- WHAT IS REQUIRED
Transcribe all records exactly.
***** SUPPLIED DATA *****
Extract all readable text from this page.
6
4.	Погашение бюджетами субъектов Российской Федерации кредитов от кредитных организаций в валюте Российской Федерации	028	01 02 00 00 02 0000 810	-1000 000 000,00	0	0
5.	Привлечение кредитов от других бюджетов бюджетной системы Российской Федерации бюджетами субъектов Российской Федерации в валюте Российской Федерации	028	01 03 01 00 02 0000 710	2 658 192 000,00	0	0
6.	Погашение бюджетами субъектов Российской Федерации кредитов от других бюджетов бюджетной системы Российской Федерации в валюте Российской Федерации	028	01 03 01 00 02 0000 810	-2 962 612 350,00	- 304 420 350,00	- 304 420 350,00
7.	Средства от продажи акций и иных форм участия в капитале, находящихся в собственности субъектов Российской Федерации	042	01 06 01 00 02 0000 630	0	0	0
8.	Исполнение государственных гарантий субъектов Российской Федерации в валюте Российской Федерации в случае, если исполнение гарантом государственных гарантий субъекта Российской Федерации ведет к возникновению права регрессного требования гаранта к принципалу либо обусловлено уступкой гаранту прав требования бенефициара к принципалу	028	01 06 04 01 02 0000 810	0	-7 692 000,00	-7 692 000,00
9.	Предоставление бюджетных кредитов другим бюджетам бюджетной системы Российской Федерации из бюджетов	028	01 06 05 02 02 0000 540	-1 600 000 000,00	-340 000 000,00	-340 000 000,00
*****
- SOLUTION BELOW
Extract all readable text from this page.
6
4.	Погашение бюджетами субъектов Российской Федерации кредитов от кредитных организаций в валюте Российской Федерации	028	01 02 00 00 02 0000 810	-1000 000 000,00	0	0
5.	Привлечение кредитов от других бюджетов бюджетной системы Российской Федерации бюджетами субъектов Российской Федерации в валюте Российской Федерации	028	01 03 01 00 02 0000 710	2 658 192 000,00	0	0
6.	Погашение бюджетами субъектов Российской Федерации кредитов от других бюджетов бюджетной системы Российской Федерации в валюте Российской Федерации	028	01 03 01 00 02 0000 810	-2 962 612 350,00	- 304 420 350,00	- 304 420 350,00
7.	Средства от продажи акций и иных форм участия в капитале, находящихся в собственности субъектов Российской Федерации	042	01 06 01 00 02 0000 630	0	0	0
8.	Исполнение государственных гарантий субъектов Российской Федерации в валюте Российской Федерации в случае, если исполнение гарантом государственных гарантий субъекта Российской Федерации ведет к возникновению права регрессного требования гаранта к принципалу либо обусловлено уступкой гаранту прав требования бенефициара к принципалу	028	01 06 04 01 02 0000 810	0	-7 692 000,00	-7 692 000,00
9.	Предоставление бюджетных кредитов другим бюджетам бюджетной системы Российской Федерации из бюджетов	028	01 06 05 02 02 0000 540	-1 600 000 000,00	-340 000 000,00	-340 000 000,00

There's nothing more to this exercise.